From the entries below, report how many lines contain the string "Benfica". Give only that number.

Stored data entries
————————
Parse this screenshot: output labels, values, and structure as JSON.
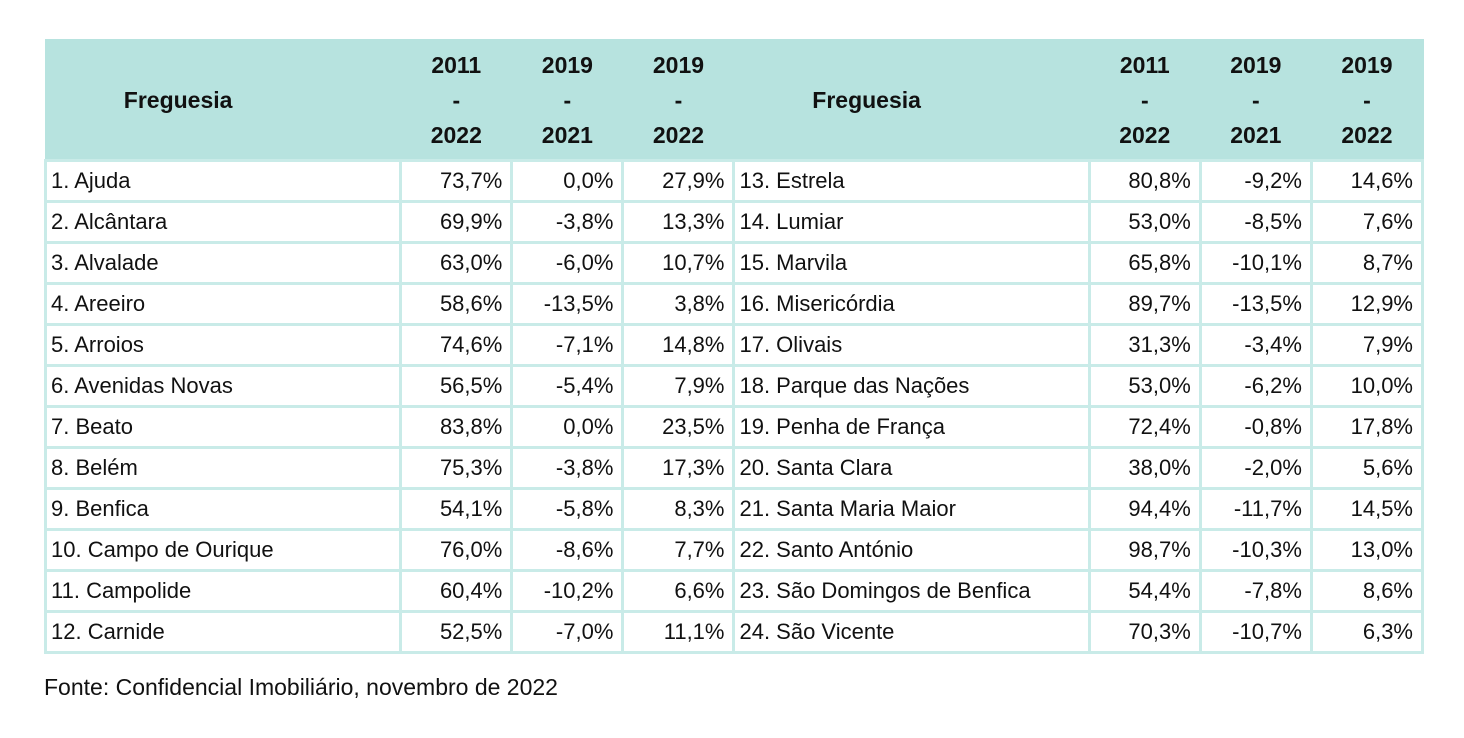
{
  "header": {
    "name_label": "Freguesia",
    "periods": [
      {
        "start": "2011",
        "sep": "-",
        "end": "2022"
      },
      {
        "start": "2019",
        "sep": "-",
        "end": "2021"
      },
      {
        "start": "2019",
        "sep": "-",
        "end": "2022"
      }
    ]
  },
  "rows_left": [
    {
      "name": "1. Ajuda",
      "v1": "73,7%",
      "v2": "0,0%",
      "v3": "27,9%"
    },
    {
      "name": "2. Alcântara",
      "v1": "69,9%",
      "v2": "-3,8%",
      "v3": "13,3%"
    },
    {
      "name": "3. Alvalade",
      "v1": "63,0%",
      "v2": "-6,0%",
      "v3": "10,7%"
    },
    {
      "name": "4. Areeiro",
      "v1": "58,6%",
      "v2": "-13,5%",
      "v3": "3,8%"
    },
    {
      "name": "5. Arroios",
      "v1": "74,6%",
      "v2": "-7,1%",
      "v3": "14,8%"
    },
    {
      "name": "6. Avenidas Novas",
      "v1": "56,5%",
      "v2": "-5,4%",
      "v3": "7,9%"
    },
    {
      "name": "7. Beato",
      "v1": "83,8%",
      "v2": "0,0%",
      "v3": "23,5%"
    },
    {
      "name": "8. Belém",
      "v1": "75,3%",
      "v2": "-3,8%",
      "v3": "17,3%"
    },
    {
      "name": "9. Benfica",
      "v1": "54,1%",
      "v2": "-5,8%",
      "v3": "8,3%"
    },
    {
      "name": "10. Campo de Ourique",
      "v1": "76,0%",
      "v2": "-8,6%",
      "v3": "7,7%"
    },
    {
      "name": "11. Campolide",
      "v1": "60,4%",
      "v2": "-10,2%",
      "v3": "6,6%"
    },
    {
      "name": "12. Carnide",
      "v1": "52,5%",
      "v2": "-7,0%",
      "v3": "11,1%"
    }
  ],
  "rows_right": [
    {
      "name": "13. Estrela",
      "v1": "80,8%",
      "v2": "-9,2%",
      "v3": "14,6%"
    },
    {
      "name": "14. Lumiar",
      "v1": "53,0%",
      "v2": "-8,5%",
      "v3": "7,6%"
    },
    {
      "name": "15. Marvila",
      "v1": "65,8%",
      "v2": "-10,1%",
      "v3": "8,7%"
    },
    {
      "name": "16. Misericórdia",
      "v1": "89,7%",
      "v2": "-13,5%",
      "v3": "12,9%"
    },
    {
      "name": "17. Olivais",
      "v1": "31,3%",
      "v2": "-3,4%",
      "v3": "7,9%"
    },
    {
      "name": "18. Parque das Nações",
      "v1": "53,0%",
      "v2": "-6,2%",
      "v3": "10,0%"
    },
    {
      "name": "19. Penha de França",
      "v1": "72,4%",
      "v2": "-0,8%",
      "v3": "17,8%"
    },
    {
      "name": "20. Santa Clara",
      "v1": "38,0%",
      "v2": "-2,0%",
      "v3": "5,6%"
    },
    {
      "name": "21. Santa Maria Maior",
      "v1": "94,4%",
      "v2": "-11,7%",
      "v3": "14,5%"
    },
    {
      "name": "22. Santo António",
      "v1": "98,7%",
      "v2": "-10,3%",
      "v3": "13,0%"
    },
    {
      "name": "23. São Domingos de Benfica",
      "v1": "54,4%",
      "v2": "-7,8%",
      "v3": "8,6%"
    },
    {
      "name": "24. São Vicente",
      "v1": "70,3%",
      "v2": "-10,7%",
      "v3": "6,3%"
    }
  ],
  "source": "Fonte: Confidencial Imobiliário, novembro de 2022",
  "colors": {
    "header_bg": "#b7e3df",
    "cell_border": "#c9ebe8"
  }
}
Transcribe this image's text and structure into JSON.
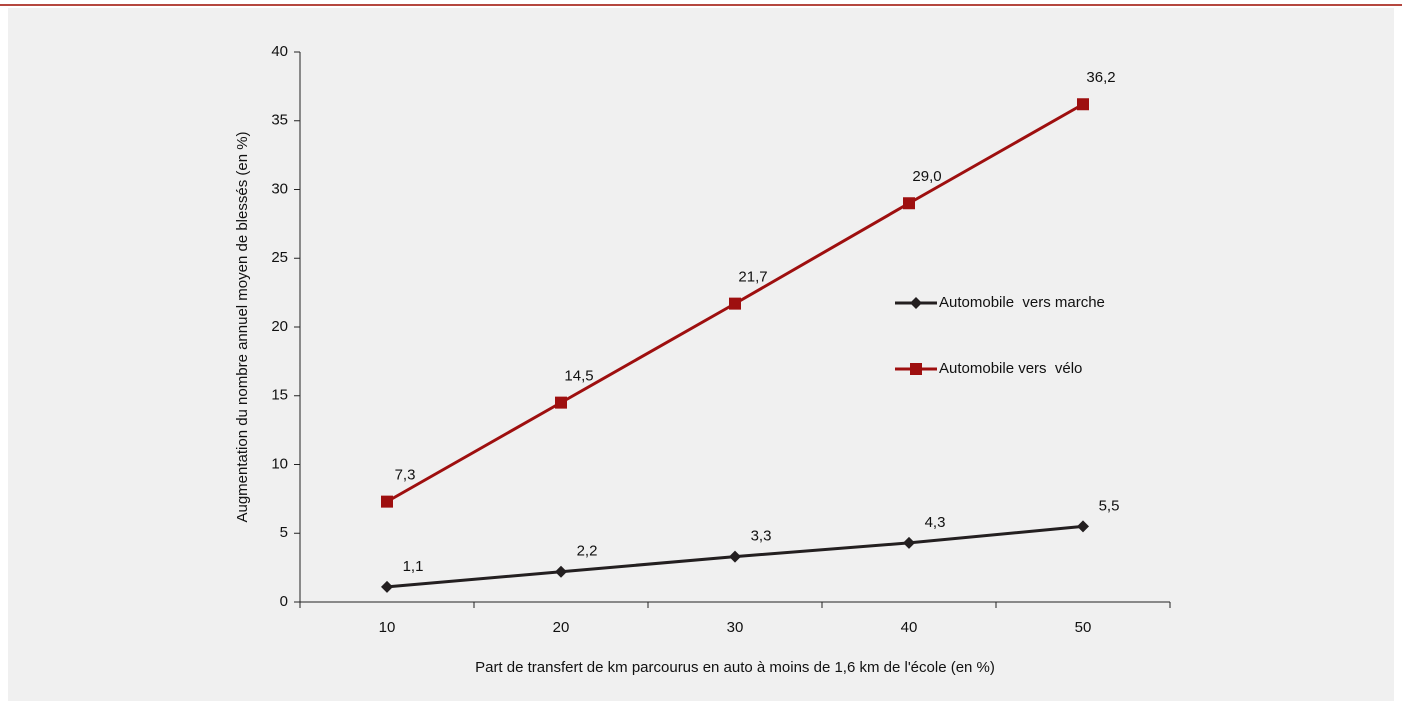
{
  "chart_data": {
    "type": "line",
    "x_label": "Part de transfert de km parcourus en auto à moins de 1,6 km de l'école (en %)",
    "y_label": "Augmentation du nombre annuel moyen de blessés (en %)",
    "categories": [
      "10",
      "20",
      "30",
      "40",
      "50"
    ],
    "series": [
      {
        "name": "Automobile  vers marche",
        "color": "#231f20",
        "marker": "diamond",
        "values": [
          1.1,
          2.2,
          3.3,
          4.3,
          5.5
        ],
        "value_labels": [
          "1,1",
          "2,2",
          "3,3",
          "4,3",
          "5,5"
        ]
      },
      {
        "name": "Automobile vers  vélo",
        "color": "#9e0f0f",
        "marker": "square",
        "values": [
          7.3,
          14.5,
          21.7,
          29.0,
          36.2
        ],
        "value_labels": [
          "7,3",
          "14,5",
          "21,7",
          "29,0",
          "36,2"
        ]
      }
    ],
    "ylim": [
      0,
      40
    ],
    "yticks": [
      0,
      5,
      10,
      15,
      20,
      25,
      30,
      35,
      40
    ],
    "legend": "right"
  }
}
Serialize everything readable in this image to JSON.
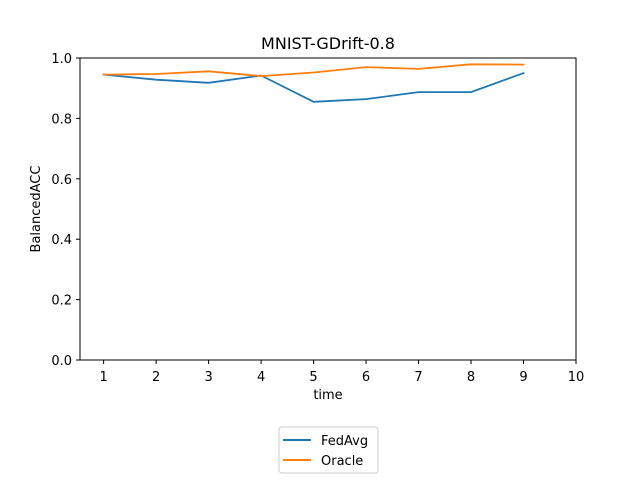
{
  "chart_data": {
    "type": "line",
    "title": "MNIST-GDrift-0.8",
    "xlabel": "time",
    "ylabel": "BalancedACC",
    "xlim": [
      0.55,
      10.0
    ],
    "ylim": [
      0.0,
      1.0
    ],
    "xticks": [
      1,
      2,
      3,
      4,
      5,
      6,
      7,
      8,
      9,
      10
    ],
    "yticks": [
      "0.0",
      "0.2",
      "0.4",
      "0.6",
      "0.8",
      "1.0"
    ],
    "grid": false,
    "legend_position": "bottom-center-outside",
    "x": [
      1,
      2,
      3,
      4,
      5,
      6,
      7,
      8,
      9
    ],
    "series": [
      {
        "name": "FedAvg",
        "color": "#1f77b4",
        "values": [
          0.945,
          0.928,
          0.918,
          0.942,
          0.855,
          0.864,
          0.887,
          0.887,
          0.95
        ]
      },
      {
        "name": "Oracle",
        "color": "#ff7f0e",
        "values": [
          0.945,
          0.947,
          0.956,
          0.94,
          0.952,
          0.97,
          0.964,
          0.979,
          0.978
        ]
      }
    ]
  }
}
————————
Task answer :: 2